◆ TASK DIRECTIONS
The entries below are to be transcribed in full, without their images.

%%

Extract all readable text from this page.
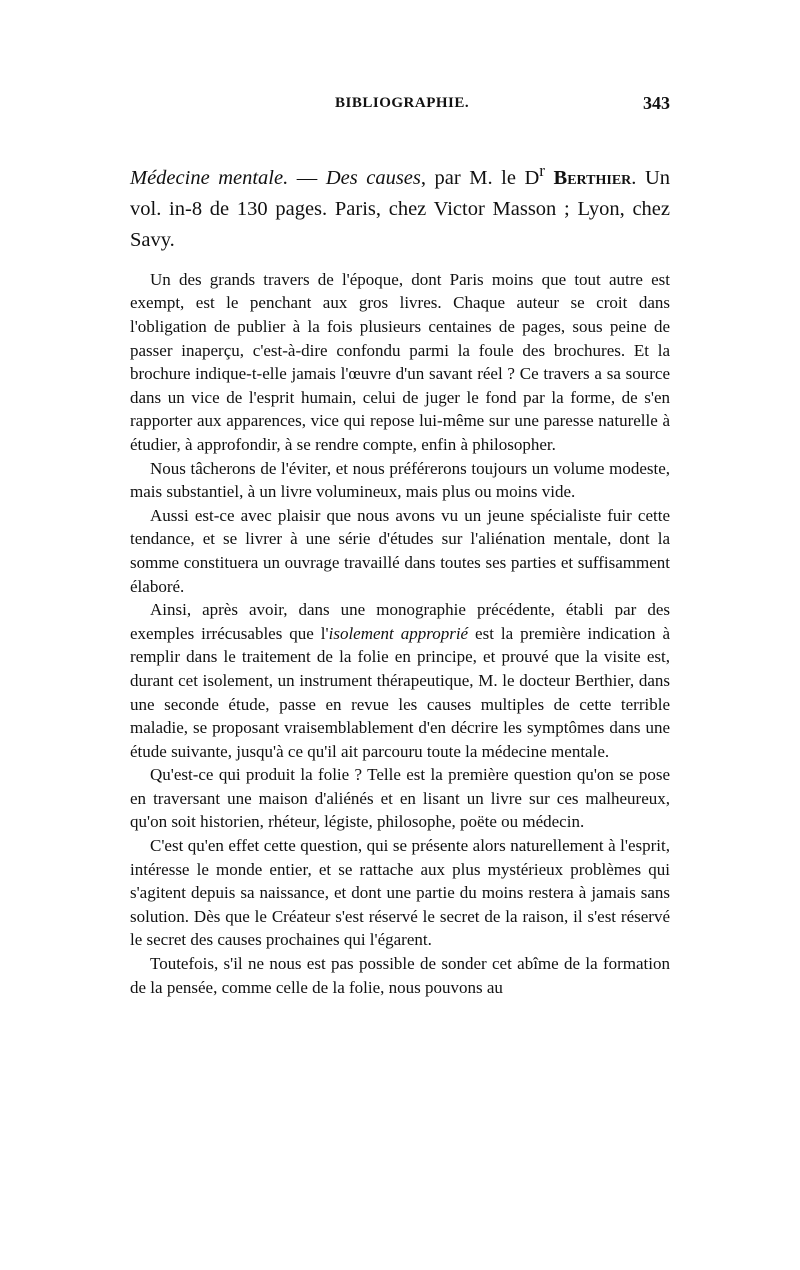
BIBLIOGRAPHIE.	343
Médecine mentale. — Des causes, par M. le $D^r$ Berthier. Un vol. in-8 de 130 pages. Paris, chez Victor Masson ; Lyon, chez Savy.

Un des grands travers de l'époque, dont Paris moins que tout autre est exempt, est le penchant aux gros livres. Chaque auteur se croit dans l'obligation de publier à la fois plusieurs centaines de pages, sous peine de passer inaperçu, c'est-à-dire confondu parmi la foule des brochures. Et la brochure indique-t-elle jamais l'œuvre d'un savant réel ? Ce travers a sa source dans un vice de l'esprit humain, celui de juger le fond par la forme, de s'en rapporter aux apparences, vice qui repose lui-même sur une paresse naturelle à étudier, à approfondir, à se rendre compte, enfin à philosopher.

Nous tâcherons de l'éviter, et nous préférerons toujours un volume modeste, mais substantiel, à un livre volumineux, mais plus ou moins vide.

Aussi est-ce avec plaisir que nous avons vu un jeune spécialiste fuir cette tendance, et se livrer à une série d'études sur l'aliénation mentale, dont la somme constituera un ouvrage travaillé dans toutes ses parties et suffisamment élaboré.

Ainsi, après avoir, dans une monographie précédente, établi par des exemples irrécusables que l'isolement approprié est la première indication à remplir dans le traitement de la folie en principe, et prouvé que la visite est, durant cet isolement, un instrument thérapeutique, M. le docteur Berthier, dans une seconde étude, passe en revue les causes multiples de cette terrible maladie, se proposant vraisemblablement d'en décrire les symptômes dans une étude suivante, jusqu'à ce qu'il ait parcouru toute la médecine mentale.

Qu'est-ce qui produit la folie ? Telle est la première question qu'on se pose en traversant une maison d'aliénés et en lisant un livre sur ces malheureux, qu'on soit historien, rhéteur, légiste, philosophe, poëte ou médecin.

C'est qu'en effet cette question, qui se présente alors naturellement à l'esprit, intéresse le monde entier, et se rattache aux plus mystérieux problèmes qui s'agitent depuis sa naissance, et dont une partie du moins restera à jamais sans solution. Dès que le Créateur s'est réservé le secret de la raison, il s'est réservé le secret des causes prochaines qui l'égarent.

Toutefois, s'il ne nous est pas possible de sonder cet abîme de la formation de la pensée, comme celle de la folie, nous pouvons au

%%

◆ REPLY
Extract all readable text from this page.
BIBLIOGRAPHIE.	343
Médecine mentale. — Des causes, par M. le $D^r$ Berthier. Un vol. in-8 de 130 pages. Paris, chez Victor Masson ; Lyon, chez Savy.

Un des grands travers de l'époque, dont Paris moins que tout autre est exempt, est le penchant aux gros livres. Chaque auteur se croit dans l'obligation de publier à la fois plusieurs centaines de pages, sous peine de passer inaperçu, c'est-à-dire confondu parmi la foule des brochures. Et la brochure indique-t-elle jamais l'œuvre d'un savant réel ? Ce travers a sa source dans un vice de l'esprit humain, celui de juger le fond par la forme, de s'en rapporter aux apparences, vice qui repose lui-même sur une paresse naturelle à étudier, à approfondir, à se rendre compte, enfin à philosopher.

Nous tâcherons de l'éviter, et nous préférerons toujours un volume modeste, mais substantiel, à un livre volumineux, mais plus ou moins vide.

Aussi est-ce avec plaisir que nous avons vu un jeune spécialiste fuir cette tendance, et se livrer à une série d'études sur l'aliénation mentale, dont la somme constituera un ouvrage travaillé dans toutes ses parties et suffisamment élaboré.

Ainsi, après avoir, dans une monographie précédente, établi par des exemples irrécusables que l'isolement approprié est la première indication à remplir dans le traitement de la folie en principe, et prouvé que la visite est, durant cet isolement, un instrument thérapeutique, M. le docteur Berthier, dans une seconde étude, passe en revue les causes multiples de cette terrible maladie, se proposant vraisemblablement d'en décrire les symptômes dans une étude suivante, jusqu'à ce qu'il ait parcouru toute la médecine mentale.

Qu'est-ce qui produit la folie ? Telle est la première question qu'on se pose en traversant une maison d'aliénés et en lisant un livre sur ces malheureux, qu'on soit historien, rhéteur, légiste, philosophe, poëte ou médecin.

C'est qu'en effet cette question, qui se présente alors naturellement à l'esprit, intéresse le monde entier, et se rattache aux plus mystérieux problèmes qui s'agitent depuis sa naissance, et dont une partie du moins restera à jamais sans solution. Dès que le Créateur s'est réservé le secret de la raison, il s'est réservé le secret des causes prochaines qui l'égarent.

Toutefois, s'il ne nous est pas possible de sonder cet abîme de la formation de la pensée, comme celle de la folie, nous pouvons au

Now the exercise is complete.